Regierung zwingt Firmen zur Kooperation 

Maaßens Bundesamt und die Landesämter für Verfassungsschutz präsentieren sich dabei als uneigennützige Berater und Partner der Wirtschaft. Fast flehentlich appellieren Maaßen, die baden-württembergische VS-Landes-chefin Beate Bube und Innenminister Reinhold Gall (SPD) an die Unternehmer, Vorfälle zu melden, und sichern Vertraulichkeit zu. Sicherheit sei nicht Kostenfaktor, sondern Standortvorteil; die Abwehr von Schäden durch Wirtschaftsspionage könne nur in Kooperation von Wirtschaft und Diensten gelingen. 

Das zielt auf die nach wie vor vorhandenen Widerstände gegen das im Juni verabschiedete IT-Sicherheitsgesetz, das das in der „Allianz für Cyber-Sicherheit“ etablierte freiwillige Meldeverfahren für Sicherheitsvorfälle verbindlich machen will und insbesondere Betreibern von „Kritischer Infrastruktur“ umfangreiche und sanktionsbewehrte Auflagen vorschreibt.

Gesammeltes Material →
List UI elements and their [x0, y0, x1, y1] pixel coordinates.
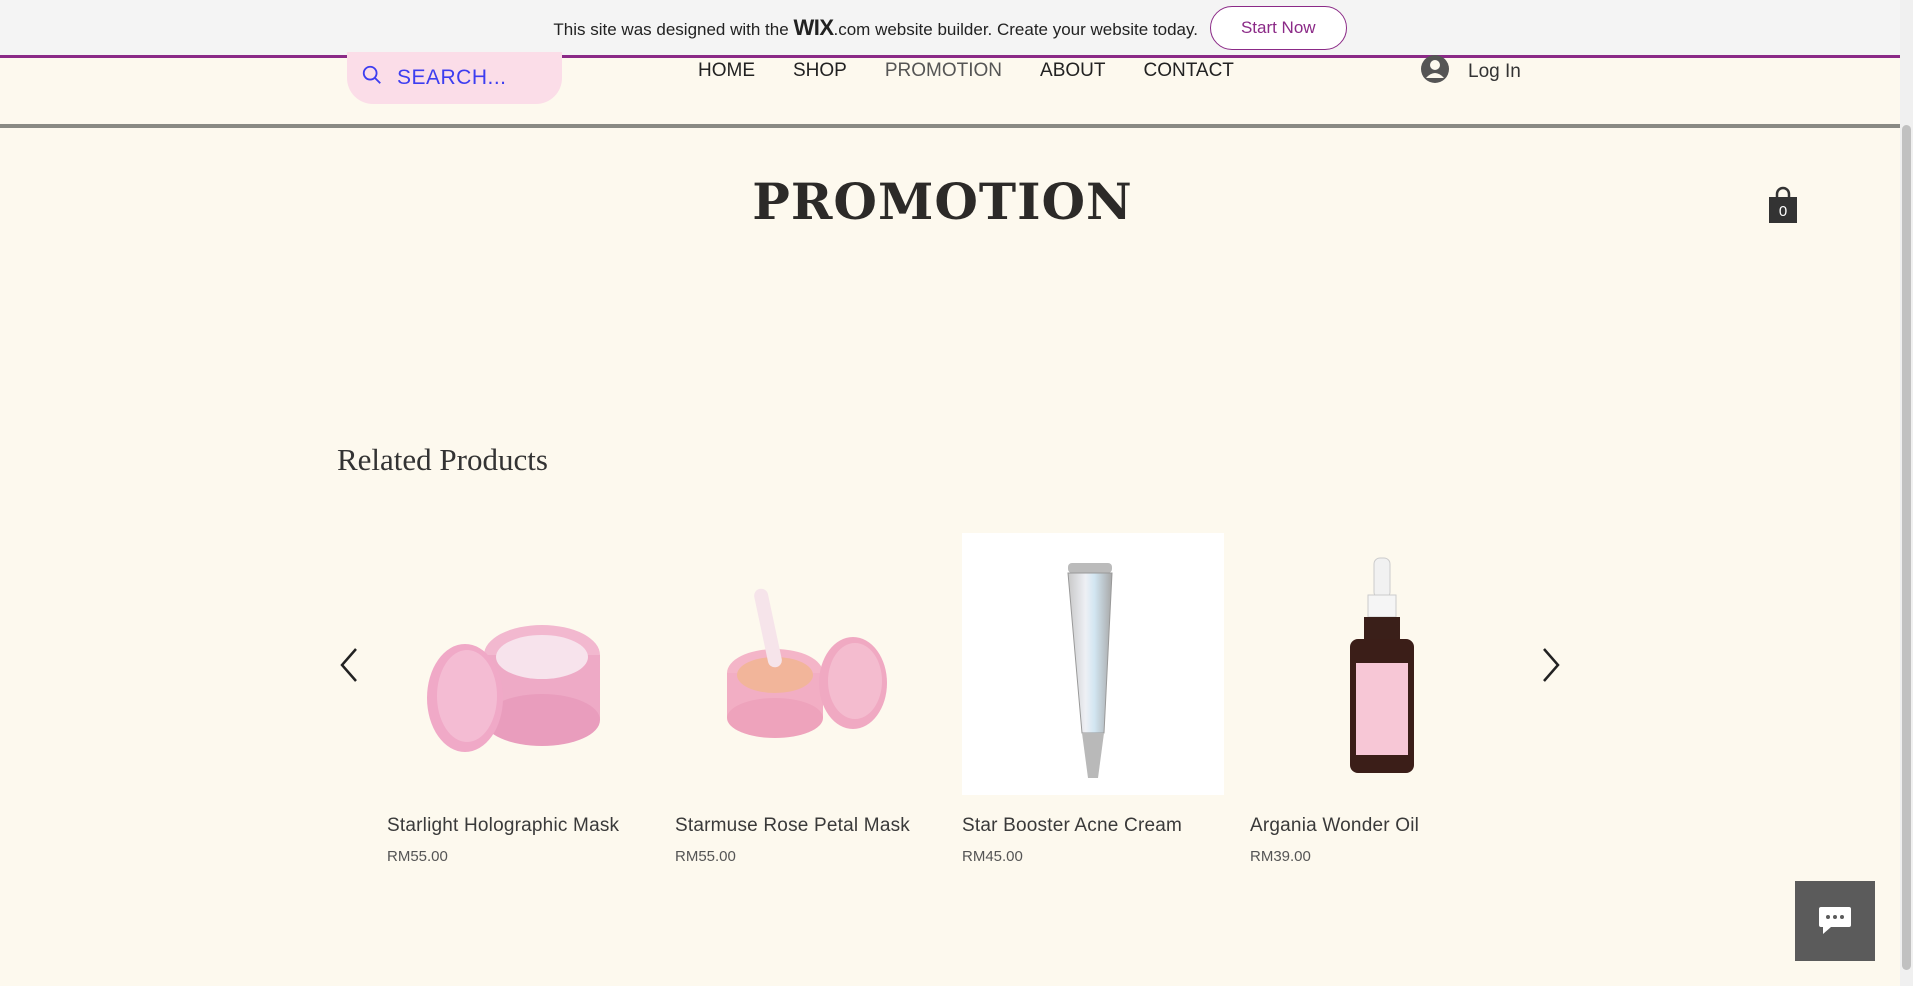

Übungsaufgaben →
a) In welchem Monat wurde laut dem Textauszug über Wirtschaftsspionage das IT-Sicherheitsgesetz verabschiedet?
b) Gib im Textauszug über Wirtschaftsspionage die Strecke von „Maaßens Bundesamt und“ bis „sanktionsbewehrte Auflagen vorschreibt.“ erneut wieder und benenne dabei „IT-Sicherheitsgesetz“ in „Cybersicherheitsgesetz“ um.
c) Führe den Textauszug über Wirtschaftsspionage und das IT-Sicherheitsgesetz dort weiter, wo er aufhört.

Lösungen →
a) Das IT-Sicherheitsgesetz wurde im Juni verabschiedet.

b)
Maaßens Bundesamt und die Landesämter für Verfassungsschutz präsentieren sich dabei als uneigennützige Berater und Partner der Wirtschaft. Fast flehentlich appellieren Maaßen, die baden-württembergische VS-Landes-chefin Beate Bube und Innenminister Reinhold Gall (SPD) an die Unternehmer, Vorfälle zu melden, und sichern Vertraulichkeit zu. Sicherheit sei nicht Kostenfaktor, sondern Standortvorteil; die Abwehr von Schäden durch Wirtschaftsspionage könne nur in Kooperation von Wirtschaft und Diensten gelingen. 

Das zielt auf die nach wie vor vorhandenen Widerstände gegen das im Juni verabschiedete Cybersicherheitsgesetz, das das in der „Allianz für Cyber-Sicherheit“ etablierte freiwillige Meldeverfahren für Sicherheitsvorfälle verbindlich machen will und insbesondere Betreibern von „Kritischer Infrastruktur“ umfangreiche und sanktionsbewehrte Auflagen vorschreibt.

c)
Gegen US-Spionage nur „angezogene Handbremse“

Wer aber sind die bösen Buben? Rußland, China, Iran und Nordkorea. VS-Präsident Maaßen nennt die üblichen Verdächtigen, denn deren Dienste seien vom Staat sogar zur Wirtschaftsspionage verpflichtet. US-Spionage-Aktivitäten sind für Maaßen dagegen nur „angeblich“. Vertrauen baut er so kaum auf, wenn zeitgleich neue Meldungen über amerikanische Ausspähversuche gegen den europäischen Rüstungs- und Luftfahrtkonzern EADS die Runde machen. Die US-Attacken seien „nicht beweisbar“, präzisiert Maaßen auf Nachfrage, und selbstverständlich schützten die Dienste Deutschland vor allen Ausspähversuchen, egal ob russischen, chinesischen oder amerikanischen. Bei letzteren scheint allerdings nach wie vor das Prinzip „angezogene Handbremse“ zu gelten, wenn der Generalbundesanwalt trotz manifester Hinweise auf die Ausspähung selbst von Kanzlern und Politikern nicht einmal einen „Anfangsverdacht“ schöpft, aber auf die Strafanzeige des Verfassungsschutzpräsidenten hin sofort Journalisten mit Ermittlungen wegen „Landesverrats“ überzieht.